Data shown >>
————

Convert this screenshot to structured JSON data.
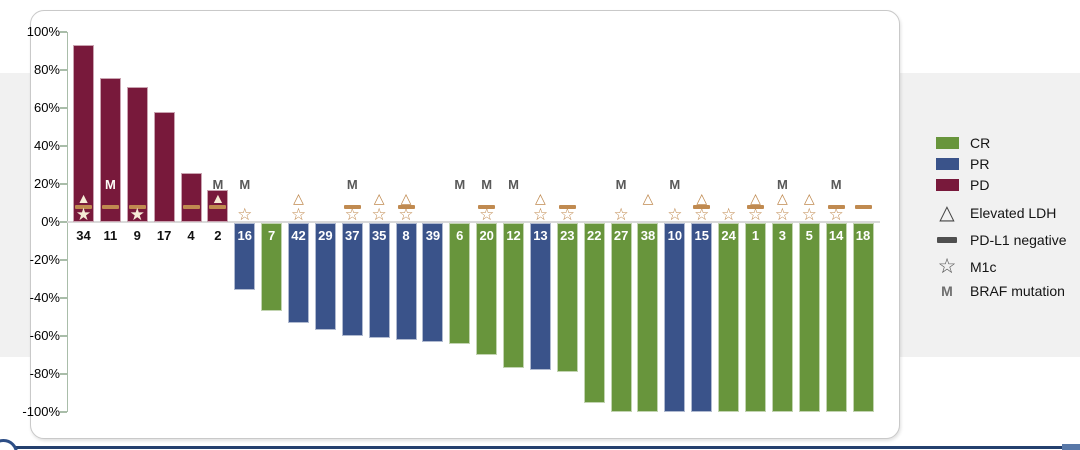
{
  "chart_data": {
    "type": "bar",
    "title": "",
    "y_axis_ticks": [
      "100%",
      "80%",
      "60%",
      "40%",
      "20%",
      "0%",
      "-20%",
      "-40%",
      "-60%",
      "-80%",
      "-100%"
    ],
    "ylim": [
      -100,
      100
    ],
    "grid": "zero-line-only",
    "legend_position": "right",
    "bars": [
      {
        "id": "34",
        "response": "PD",
        "value": 93,
        "markers": [
          "ldh",
          "pdl1",
          "m1c"
        ]
      },
      {
        "id": "11",
        "response": "PD",
        "value": 76,
        "markers": [
          "braf",
          "pdl1"
        ]
      },
      {
        "id": "9",
        "response": "PD",
        "value": 71,
        "markers": [
          "pdl1",
          "m1c"
        ]
      },
      {
        "id": "17",
        "response": "PD",
        "value": 58,
        "markers": []
      },
      {
        "id": "4",
        "response": "PD",
        "value": 26,
        "markers": [
          "pdl1"
        ]
      },
      {
        "id": "2",
        "response": "PD",
        "value": 17,
        "markers": [
          "braf",
          "ldh",
          "pdl1"
        ]
      },
      {
        "id": "16",
        "response": "PR",
        "value": -36,
        "markers": [
          "braf",
          "m1c"
        ]
      },
      {
        "id": "7",
        "response": "CR",
        "value": -47,
        "markers": []
      },
      {
        "id": "42",
        "response": "PR",
        "value": -53,
        "markers": [
          "ldh",
          "m1c"
        ]
      },
      {
        "id": "29",
        "response": "PR",
        "value": -57,
        "markers": []
      },
      {
        "id": "37",
        "response": "PR",
        "value": -60,
        "markers": [
          "braf",
          "pdl1",
          "m1c"
        ]
      },
      {
        "id": "35",
        "response": "PR",
        "value": -61,
        "markers": [
          "ldh",
          "m1c"
        ]
      },
      {
        "id": "8",
        "response": "PR",
        "value": -62,
        "markers": [
          "ldh",
          "pdl1",
          "m1c"
        ]
      },
      {
        "id": "39",
        "response": "PR",
        "value": -63,
        "markers": []
      },
      {
        "id": "6",
        "response": "CR",
        "value": -64,
        "markers": [
          "braf"
        ]
      },
      {
        "id": "20",
        "response": "CR",
        "value": -70,
        "markers": [
          "braf",
          "pdl1",
          "m1c"
        ]
      },
      {
        "id": "12",
        "response": "CR",
        "value": -77,
        "markers": [
          "braf"
        ]
      },
      {
        "id": "13",
        "response": "PR",
        "value": -78,
        "markers": [
          "ldh",
          "m1c"
        ]
      },
      {
        "id": "23",
        "response": "CR",
        "value": -79,
        "markers": [
          "pdl1",
          "m1c"
        ]
      },
      {
        "id": "22",
        "response": "CR",
        "value": -95,
        "markers": []
      },
      {
        "id": "27",
        "response": "CR",
        "value": -100,
        "markers": [
          "braf",
          "m1c"
        ]
      },
      {
        "id": "38",
        "response": "CR",
        "value": -100,
        "markers": [
          "ldh"
        ]
      },
      {
        "id": "10",
        "response": "PR",
        "value": -100,
        "markers": [
          "braf",
          "m1c"
        ]
      },
      {
        "id": "15",
        "response": "PR",
        "value": -100,
        "markers": [
          "ldh",
          "pdl1",
          "m1c"
        ]
      },
      {
        "id": "24",
        "response": "CR",
        "value": -100,
        "markers": [
          "m1c"
        ]
      },
      {
        "id": "1",
        "response": "CR",
        "value": -100,
        "markers": [
          "ldh",
          "pdl1",
          "m1c"
        ]
      },
      {
        "id": "3",
        "response": "CR",
        "value": -100,
        "markers": [
          "braf",
          "ldh",
          "m1c"
        ]
      },
      {
        "id": "5",
        "response": "CR",
        "value": -100,
        "markers": [
          "ldh",
          "m1c"
        ]
      },
      {
        "id": "14",
        "response": "CR",
        "value": -100,
        "markers": [
          "braf",
          "pdl1",
          "m1c"
        ]
      },
      {
        "id": "18",
        "response": "CR",
        "value": -100,
        "markers": [
          "pdl1"
        ]
      }
    ]
  },
  "legend": {
    "responses": [
      {
        "label": "CR",
        "color": "#68953c"
      },
      {
        "label": "PR",
        "color": "#3a538a"
      },
      {
        "label": "PD",
        "color": "#78193b"
      }
    ],
    "markers": [
      {
        "id": "ldh",
        "label": "Elevated LDH",
        "icon": "triangle-outline"
      },
      {
        "id": "pdl1",
        "label": "PD-L1 negative",
        "icon": "dash"
      },
      {
        "id": "m1c",
        "label": "M1c",
        "icon": "star-outline"
      },
      {
        "id": "braf",
        "label": "BRAF mutation",
        "icon": "letter-M"
      }
    ]
  },
  "icons": {
    "ldh": "△",
    "ldh_filled": "▲",
    "m1c": "☆",
    "m1c_filled": "★",
    "braf": "M"
  },
  "colors": {
    "response": {
      "CR": "#68953c",
      "PR": "#3a538a",
      "PD": "#78193b"
    },
    "marker_tan": "#c08a50",
    "marker_fill": "#f6ecd7",
    "braf_gray": "#595959",
    "braf_inverse": "#fdfbf6",
    "axis": "#a9bda9",
    "zero_line": "#d9d9d9",
    "band": "#f1f1f1",
    "legend_icon_gray": "#4f4f4f",
    "navy_accent": "#24406e"
  }
}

————

What the exercise asks >> Look through the entries above and report each line where the string "outline" occurs.

Result >>
        "icon": "triangle-outline"
        "icon": "star-outline"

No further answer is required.